Entries taken from a collection
——————————

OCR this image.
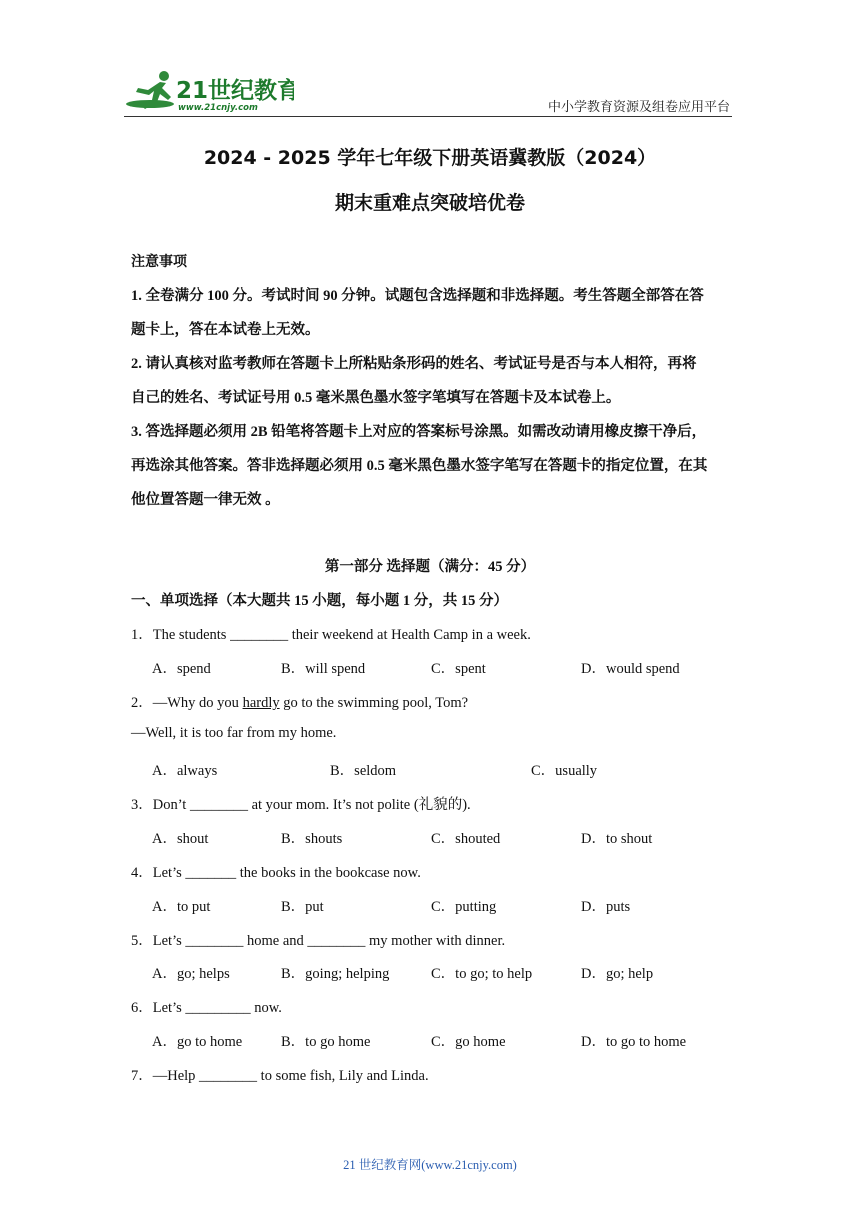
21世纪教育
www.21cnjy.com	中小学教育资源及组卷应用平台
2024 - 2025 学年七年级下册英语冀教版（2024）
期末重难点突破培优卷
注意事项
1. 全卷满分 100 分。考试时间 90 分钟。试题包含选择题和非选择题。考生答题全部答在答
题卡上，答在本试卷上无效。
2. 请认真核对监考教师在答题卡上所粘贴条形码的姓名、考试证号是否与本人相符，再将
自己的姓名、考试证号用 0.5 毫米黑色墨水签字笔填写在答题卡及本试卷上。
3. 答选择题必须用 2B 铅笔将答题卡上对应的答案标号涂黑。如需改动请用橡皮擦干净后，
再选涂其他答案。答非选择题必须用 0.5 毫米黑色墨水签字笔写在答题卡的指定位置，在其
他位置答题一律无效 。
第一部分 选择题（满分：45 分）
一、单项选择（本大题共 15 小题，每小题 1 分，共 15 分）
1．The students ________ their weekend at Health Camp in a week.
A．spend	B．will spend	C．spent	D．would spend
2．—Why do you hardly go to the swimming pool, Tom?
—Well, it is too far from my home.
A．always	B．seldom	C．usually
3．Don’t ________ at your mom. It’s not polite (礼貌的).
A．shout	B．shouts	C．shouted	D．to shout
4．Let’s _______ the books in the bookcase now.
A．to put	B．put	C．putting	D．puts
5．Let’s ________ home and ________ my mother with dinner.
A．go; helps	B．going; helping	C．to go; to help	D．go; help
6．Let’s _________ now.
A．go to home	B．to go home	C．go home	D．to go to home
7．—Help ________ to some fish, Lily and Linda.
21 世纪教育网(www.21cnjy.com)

——————————

**Task details:**
Give every line above again exactly, with no pictures.

**Response to the exercise:**
OCR this image.
21世纪教育
www.21cnjy.com	中小学教育资源及组卷应用平台
2024 - 2025 学年七年级下册英语冀教版（2024）
期末重难点突破培优卷
注意事项
1. 全卷满分 100 分。考试时间 90 分钟。试题包含选择题和非选择题。考生答题全部答在答
题卡上，答在本试卷上无效。
2. 请认真核对监考教师在答题卡上所粘贴条形码的姓名、考试证号是否与本人相符，再将
自己的姓名、考试证号用 0.5 毫米黑色墨水签字笔填写在答题卡及本试卷上。
3. 答选择题必须用 2B 铅笔将答题卡上对应的答案标号涂黑。如需改动请用橡皮擦干净后，
再选涂其他答案。答非选择题必须用 0.5 毫米黑色墨水签字笔写在答题卡的指定位置，在其
他位置答题一律无效 。
第一部分 选择题（满分：45 分）
一、单项选择（本大题共 15 小题，每小题 1 分，共 15 分）
1．The students ________ their weekend at Health Camp in a week.
A．spend	B．will spend	C．spent	D．would spend
2．—Why do you hardly go to the swimming pool, Tom?
—Well, it is too far from my home.
A．always	B．seldom	C．usually
3．Don’t ________ at your mom. It’s not polite (礼貌的).
A．shout	B．shouts	C．shouted	D．to shout
4．Let’s _______ the books in the bookcase now.
A．to put	B．put	C．putting	D．puts
5．Let’s ________ home and ________ my mother with dinner.
A．go; helps	B．going; helping	C．to go; to help	D．go; help
6．Let’s _________ now.
A．go to home	B．to go home	C．go home	D．to go to home
7．—Help ________ to some fish, Lily and Linda.
21 世纪教育网(www.21cnjy.com)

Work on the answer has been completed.